Saved entries
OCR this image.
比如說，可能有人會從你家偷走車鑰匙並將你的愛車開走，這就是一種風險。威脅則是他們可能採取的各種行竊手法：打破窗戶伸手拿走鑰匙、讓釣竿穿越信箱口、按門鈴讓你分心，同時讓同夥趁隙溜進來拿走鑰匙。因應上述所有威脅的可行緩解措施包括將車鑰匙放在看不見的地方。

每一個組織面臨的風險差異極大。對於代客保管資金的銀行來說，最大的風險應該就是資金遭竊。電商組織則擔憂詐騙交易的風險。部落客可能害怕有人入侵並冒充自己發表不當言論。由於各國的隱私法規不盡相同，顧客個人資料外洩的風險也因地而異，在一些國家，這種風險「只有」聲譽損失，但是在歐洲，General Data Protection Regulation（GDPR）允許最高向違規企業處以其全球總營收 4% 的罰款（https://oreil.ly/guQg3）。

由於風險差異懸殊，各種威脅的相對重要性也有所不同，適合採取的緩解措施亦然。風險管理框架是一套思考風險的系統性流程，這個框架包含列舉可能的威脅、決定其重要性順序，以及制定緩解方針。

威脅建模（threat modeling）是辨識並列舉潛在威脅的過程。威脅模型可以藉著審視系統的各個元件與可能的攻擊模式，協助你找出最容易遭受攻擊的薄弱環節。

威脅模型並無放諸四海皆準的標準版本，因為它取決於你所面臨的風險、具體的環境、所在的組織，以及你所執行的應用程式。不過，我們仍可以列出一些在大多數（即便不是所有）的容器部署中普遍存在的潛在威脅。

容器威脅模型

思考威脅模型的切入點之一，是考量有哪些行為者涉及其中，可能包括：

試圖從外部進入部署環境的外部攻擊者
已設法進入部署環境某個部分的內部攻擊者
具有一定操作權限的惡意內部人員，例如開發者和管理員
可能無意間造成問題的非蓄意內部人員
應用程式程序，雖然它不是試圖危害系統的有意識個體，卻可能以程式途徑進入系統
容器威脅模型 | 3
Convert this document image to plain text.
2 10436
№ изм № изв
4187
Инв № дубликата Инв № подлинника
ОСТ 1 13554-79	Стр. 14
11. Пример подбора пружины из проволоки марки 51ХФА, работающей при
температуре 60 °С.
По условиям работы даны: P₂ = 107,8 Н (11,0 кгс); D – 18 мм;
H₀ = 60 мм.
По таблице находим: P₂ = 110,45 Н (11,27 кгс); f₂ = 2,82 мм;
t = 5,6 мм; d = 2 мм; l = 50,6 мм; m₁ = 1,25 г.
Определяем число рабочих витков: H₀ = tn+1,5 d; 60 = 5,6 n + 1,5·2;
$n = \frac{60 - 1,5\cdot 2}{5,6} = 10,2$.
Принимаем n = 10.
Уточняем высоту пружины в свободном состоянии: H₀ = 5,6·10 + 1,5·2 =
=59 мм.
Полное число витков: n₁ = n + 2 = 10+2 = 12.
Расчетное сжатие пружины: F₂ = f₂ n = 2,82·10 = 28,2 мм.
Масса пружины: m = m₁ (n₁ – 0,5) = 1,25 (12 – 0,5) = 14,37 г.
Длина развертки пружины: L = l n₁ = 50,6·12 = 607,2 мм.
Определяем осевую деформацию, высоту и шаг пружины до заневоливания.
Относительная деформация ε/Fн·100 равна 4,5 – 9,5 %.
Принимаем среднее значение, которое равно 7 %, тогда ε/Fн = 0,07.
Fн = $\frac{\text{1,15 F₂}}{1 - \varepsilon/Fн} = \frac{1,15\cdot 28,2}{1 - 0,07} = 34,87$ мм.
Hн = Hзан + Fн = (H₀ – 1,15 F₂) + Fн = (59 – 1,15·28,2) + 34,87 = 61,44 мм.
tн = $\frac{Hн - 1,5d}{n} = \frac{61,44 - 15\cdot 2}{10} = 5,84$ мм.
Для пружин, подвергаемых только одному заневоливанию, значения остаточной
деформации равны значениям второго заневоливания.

**Your goal:**
Every entry needs to be retyped exactly.

**Full solution:**
OCR this image.
比如說，可能有人會從你家偷走車鑰匙並將你的愛車開走，這就是一種風險。威脅則是他們可能採取的各種行竊手法：打破窗戶伸手拿走鑰匙、讓釣竿穿越信箱口、按門鈴讓你分心，同時讓同夥趁隙溜進來拿走鑰匙。因應上述所有威脅的可行緩解措施包括將車鑰匙放在看不見的地方。

每一個組織面臨的風險差異極大。對於代客保管資金的銀行來說，最大的風險應該就是資金遭竊。電商組織則擔憂詐騙交易的風險。部落客可能害怕有人入侵並冒充自己發表不當言論。由於各國的隱私法規不盡相同，顧客個人資料外洩的風險也因地而異，在一些國家，這種風險「只有」聲譽損失，但是在歐洲，General Data Protection Regulation（GDPR）允許最高向違規企業處以其全球總營收 4% 的罰款（https://oreil.ly/guQg3）。

由於風險差異懸殊，各種威脅的相對重要性也有所不同，適合採取的緩解措施亦然。風險管理框架是一套思考風險的系統性流程，這個框架包含列舉可能的威脅、決定其重要性順序，以及制定緩解方針。

威脅建模（threat modeling）是辨識並列舉潛在威脅的過程。威脅模型可以藉著審視系統的各個元件與可能的攻擊模式，協助你找出最容易遭受攻擊的薄弱環節。

威脅模型並無放諸四海皆準的標準版本，因為它取決於你所面臨的風險、具體的環境、所在的組織，以及你所執行的應用程式。不過，我們仍可以列出一些在大多數（即便不是所有）的容器部署中普遍存在的潛在威脅。

容器威脅模型

思考威脅模型的切入點之一，是考量有哪些行為者涉及其中，可能包括：

試圖從外部進入部署環境的外部攻擊者
已設法進入部署環境某個部分的內部攻擊者
具有一定操作權限的惡意內部人員，例如開發者和管理員
可能無意間造成問題的非蓄意內部人員
應用程式程序，雖然它不是試圖危害系統的有意識個體，卻可能以程式途徑進入系統
容器威脅模型 | 3
Convert this document image to plain text.
2 10436
№ изм № изв
4187
Инв № дубликата Инв № подлинника
ОСТ 1 13554-79	Стр. 14
11. Пример подбора пружины из проволоки марки 51ХФА, работающей при
температуре 60 °С.
По условиям работы даны: P₂ = 107,8 Н (11,0 кгс); D – 18 мм;
H₀ = 60 мм.
По таблице находим: P₂ = 110,45 Н (11,27 кгс); f₂ = 2,82 мм;
t = 5,6 мм; d = 2 мм; l = 50,6 мм; m₁ = 1,25 г.
Определяем число рабочих витков: H₀ = tn+1,5 d; 60 = 5,6 n + 1,5·2;
$n = \frac{60 - 1,5\cdot 2}{5,6} = 10,2$.
Принимаем n = 10.
Уточняем высоту пружины в свободном состоянии: H₀ = 5,6·10 + 1,5·2 =
=59 мм.
Полное число витков: n₁ = n + 2 = 10+2 = 12.
Расчетное сжатие пружины: F₂ = f₂ n = 2,82·10 = 28,2 мм.
Масса пружины: m = m₁ (n₁ – 0,5) = 1,25 (12 – 0,5) = 14,37 г.
Длина развертки пружины: L = l n₁ = 50,6·12 = 607,2 мм.
Определяем осевую деформацию, высоту и шаг пружины до заневоливания.
Относительная деформация ε/Fн·100 равна 4,5 – 9,5 %.
Принимаем среднее значение, которое равно 7 %, тогда ε/Fн = 0,07.
Fн = $\frac{\text{1,15 F₂}}{1 - \varepsilon/Fн} = \frac{1,15\cdot 28,2}{1 - 0,07} = 34,87$ мм.
Hн = Hзан + Fн = (H₀ – 1,15 F₂) + Fн = (59 – 1,15·28,2) + 34,87 = 61,44 мм.
tн = $\frac{Hн - 1,5d}{n} = \frac{61,44 - 15\cdot 2}{10} = 5,84$ мм.
Для пружин, подвергаемых только одному заневоливанию, значения остаточной
деформации равны значениям второго заневоливания.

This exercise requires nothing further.